**PROMPT**
Give the number of lines that hold the string "Interpretation". Nothing else is needed.

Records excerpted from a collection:
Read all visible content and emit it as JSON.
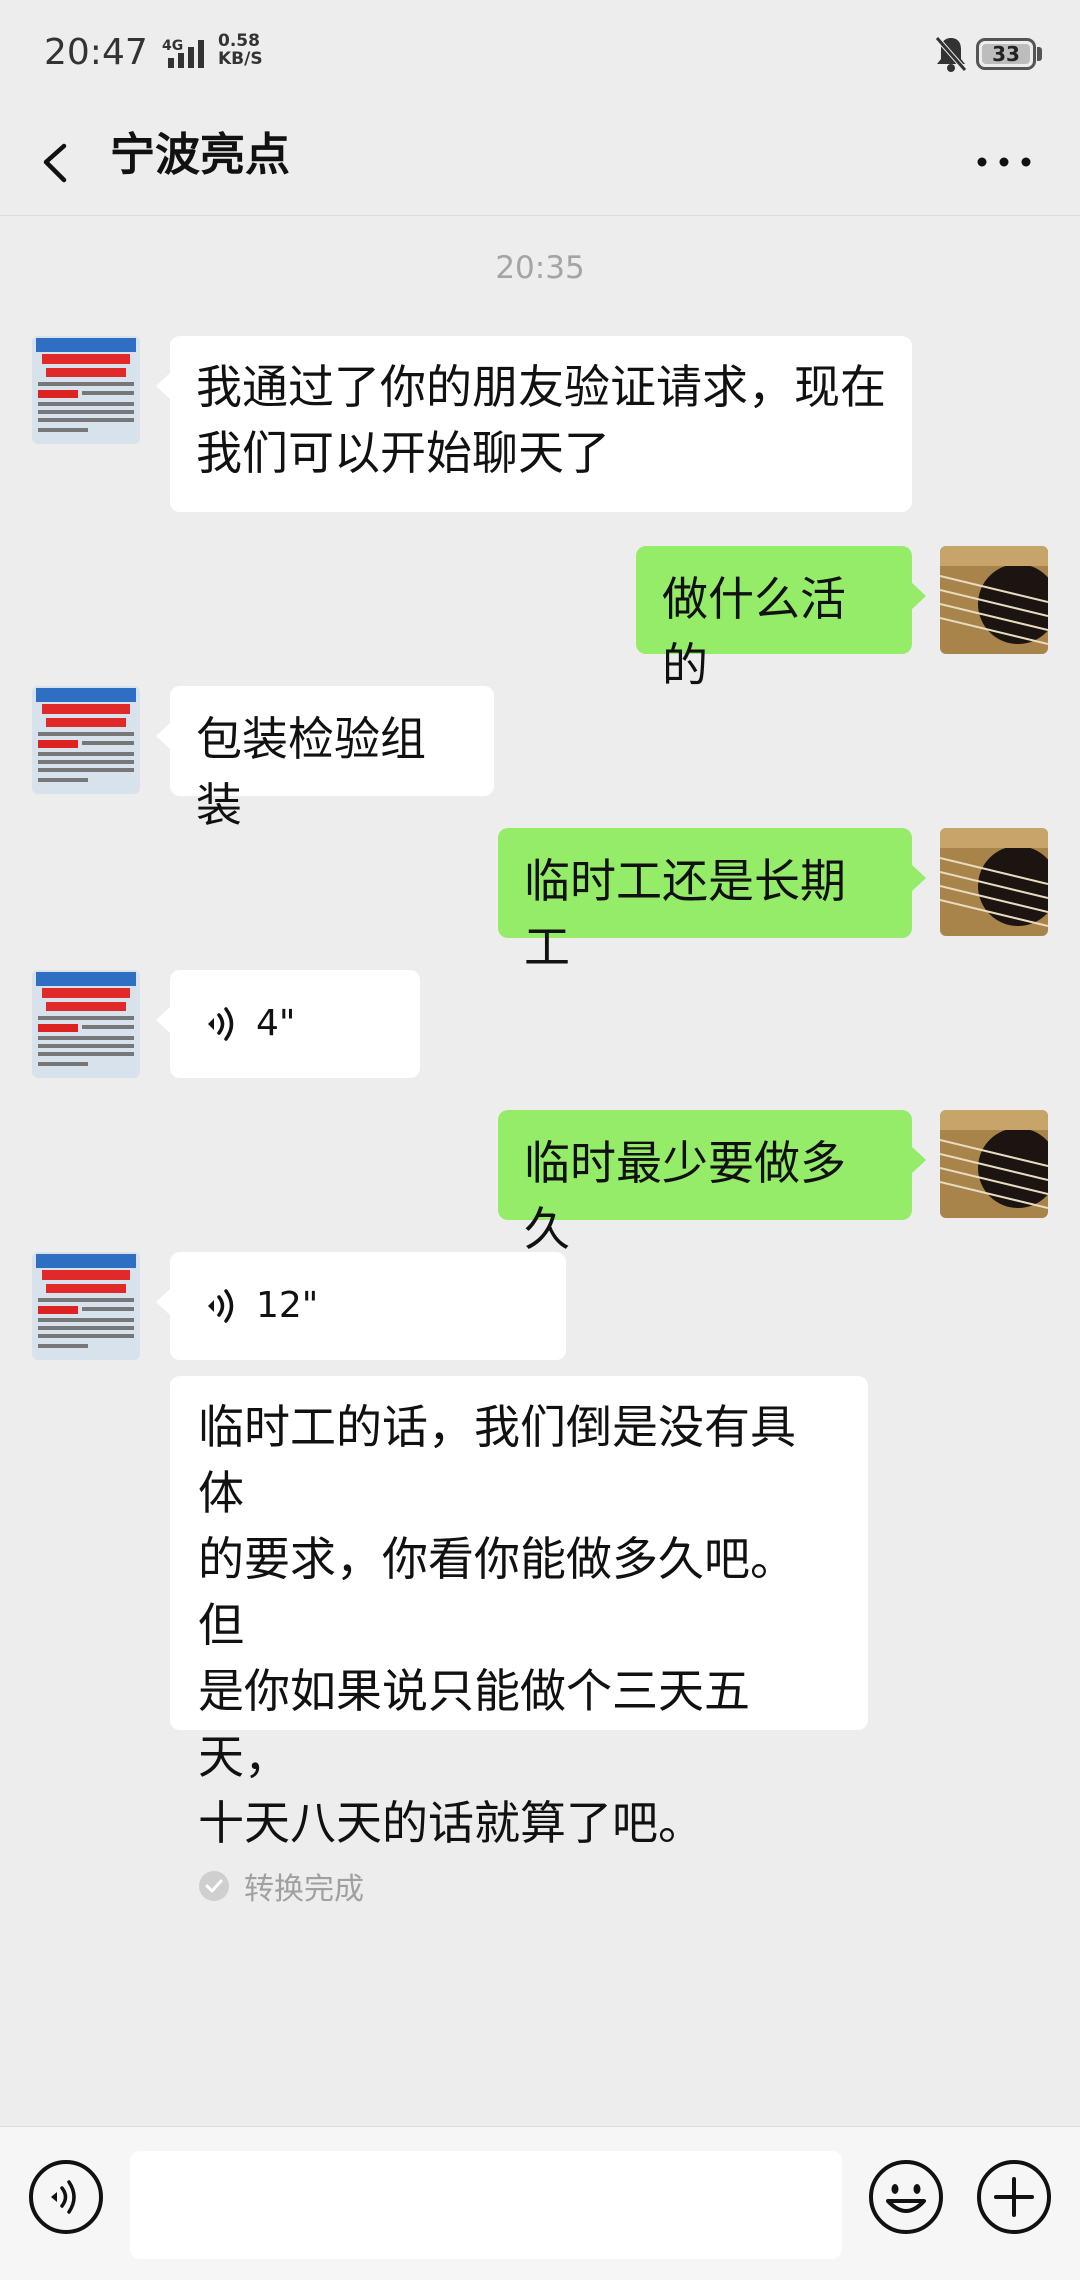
{
  "status_bar": {
    "time": "20:47",
    "network": "4G",
    "speed_value": "0.58",
    "speed_unit": "KB/S",
    "battery": "33",
    "icons": [
      "mute-bell-icon",
      "battery-icon"
    ]
  },
  "header": {
    "title": "宁波亮点",
    "back_icon": "chevron-left-icon",
    "more_icon": "more-dots-icon"
  },
  "chat": {
    "timestamp": "20:35",
    "messages": [
      {
        "from": "contact",
        "type": "text",
        "text_line1": "我通过了你的朋友验证请求，现在",
        "text_line2": "我们可以开始聊天了"
      },
      {
        "from": "me",
        "type": "text",
        "text": "做什么活的"
      },
      {
        "from": "contact",
        "type": "text",
        "text": "包装检验组装"
      },
      {
        "from": "me",
        "type": "text",
        "text": "临时工还是长期工"
      },
      {
        "from": "contact",
        "type": "voice",
        "duration": "4\""
      },
      {
        "from": "me",
        "type": "text",
        "text": "临时最少要做多久"
      },
      {
        "from": "contact",
        "type": "voice",
        "duration": "12\""
      },
      {
        "from": "contact",
        "type": "transcript",
        "lines": [
          "临时工的话，我们倒是没有具体",
          "的要求，你看你能做多久吧。但",
          "是你如果说只能做个三天五天，",
          "十天八天的话就算了吧。"
        ],
        "status": "转换完成"
      }
    ]
  },
  "input_bar": {
    "voice_icon": "voice-input-icon",
    "emoji_icon": "emoji-icon",
    "plus_icon": "plus-icon"
  },
  "colors": {
    "background": "#ededed",
    "incoming_bubble": "#ffffff",
    "outgoing_bubble": "#95ec69",
    "timestamp_text": "#a4a4a4"
  }
}
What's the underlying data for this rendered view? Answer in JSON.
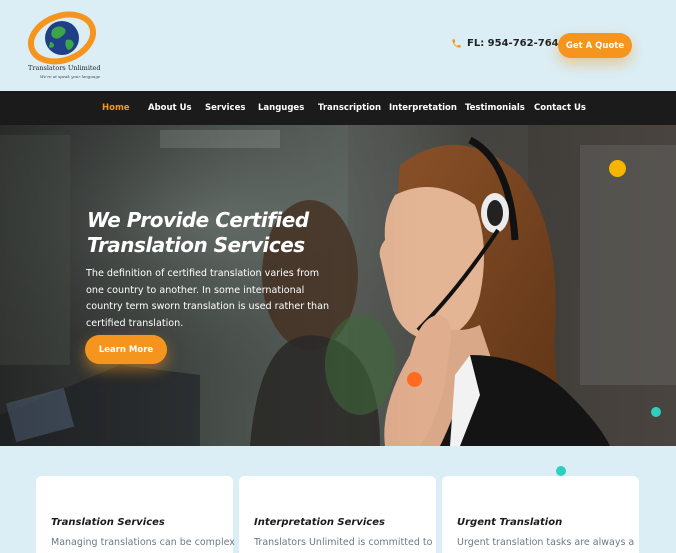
{
  "header": {
    "logo_name": "Translators Unlimited",
    "logo_tagline": "We're at speak your language",
    "phone": "FL: 954-762-7644",
    "quote_label": "Get A Quote"
  },
  "nav": {
    "items": [
      "Home",
      "About Us",
      "Services",
      "Languges",
      "Transcription",
      "Interpretation",
      "Testimonials",
      "Contact Us"
    ],
    "active": "Home"
  },
  "hero": {
    "title_line1": "We Provide Certified",
    "title_line2": "Translation Services",
    "description": "The definition of certified translation varies from one country to another.  In some international country term sworn translation is used rather than certified translation.",
    "button_label": "Learn More"
  },
  "cards": [
    {
      "title": "Translation Services",
      "text": "Managing translations can be complex"
    },
    {
      "title": "Interpretation Services",
      "text": "Translators Unlimited is committed to"
    },
    {
      "title": "Urgent Translation",
      "text": "Urgent translation tasks are always a"
    }
  ],
  "colors": {
    "accent": "#f5951e",
    "nav_bg": "#1b1b1b",
    "page_bg": "#dbeef6",
    "teal_dot": "#2ccfc0",
    "yellow_dot": "#f7b500"
  },
  "icons": {
    "phone": "phone-icon",
    "logo": "globe-icon"
  }
}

**FINAL RESULT**
2